Extend the workflow runner documentation past its closing tip, keeping the same style of prose and code samples.

------ EXCERPT ------

Workflow runner

The WorkflowRunner class is compatible with the Workbench Workflow Definition Language (WWDL) schema.

Instantiating a runner

Provided your run-time environment has the necessary environment variables to connect to an Azure Table Storage resource (for persisting log messages), you can create a workflow runner simply by:

from workbench.workflows import WorkflowRunner
from workbench.bindings import AzureBlobSession

session = AzureBlobSession(organization, workspace, session_id, user_id)

# The workflow can be defined in-line, provided it adheres to the schema
workflow = session.workflow

runner = WorkflowRunner(workflow=workflow)

For more details on setting up environment variables, see Local installation.

Workflow context

Some workflows require additional attributes to run. You can pass these attributes to a workflow runner as context when instantiating the workflow runner or by updating the runner's context dictionary.

context = {
    organization: "example-org",
    workspace:"My Test Workspace",
    session_id: "clever-birds-learn".
    user_id: "waad_..."
    }

runner = WorkflowRunner(workflow=workflow, context=context)

Tip

Constructing your workflow to accept a DocumentVersion or Session object via the context is a clean way of scoping your workflow to operate on a particular file or dataset.

------ GIVEN INFORMATION ------

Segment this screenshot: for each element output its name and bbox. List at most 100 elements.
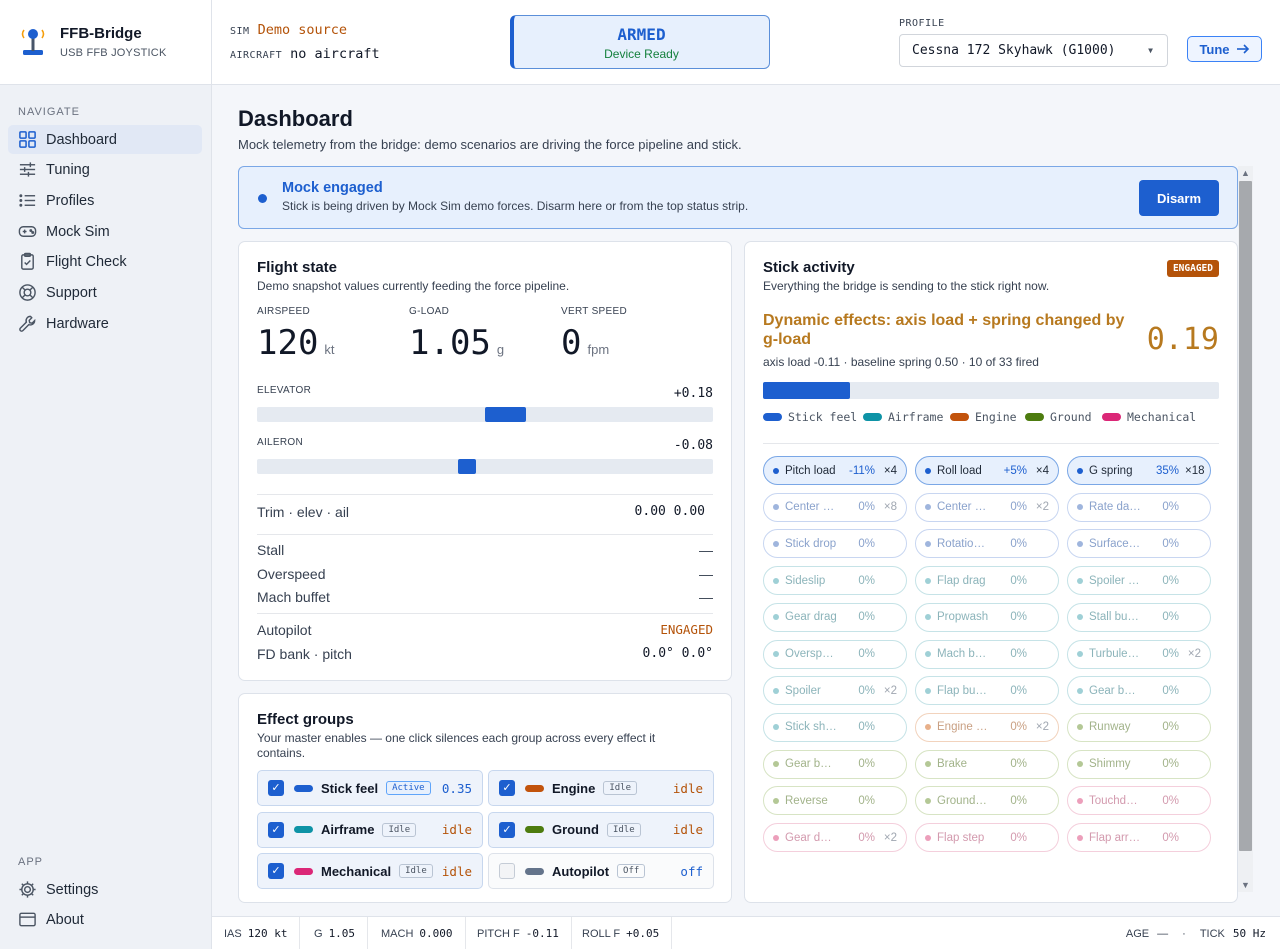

------

■ OUTPUT BELOW
Running a workflow

To run a workflow call:

runner.run()

Iterative Workflows

WorkflowRunner automatically handles stages with for_each definitions, enabling efficient processing of collections.

Execution Model

When a stage contains for_each:

Expansion: The iteration definitions are expanded into individual iteration contexts
Parallel Execution: Iterations are submitted to a thread pool for parallel processing
Context Isolation: Each iteration has its own context - step outputs within an iteration don't affect other iterations
Result Collection: After all iterations complete, step outputs are collected into dictionaries keyed by iteration indices

Configuring Parallelism

The max_workers parameter controls how many iterations run concurrently:

# For workflows with many iterations, increase max_workers
runner = WorkflowRunner(
    workflow=workflow,
    context=context,
    max_workers=8  # Default is 4
)

Choose max_workers based on:

Number of CPU cores available
I/O vs CPU-bound operations in your steps
Memory constraints (each iteration maintains its own context)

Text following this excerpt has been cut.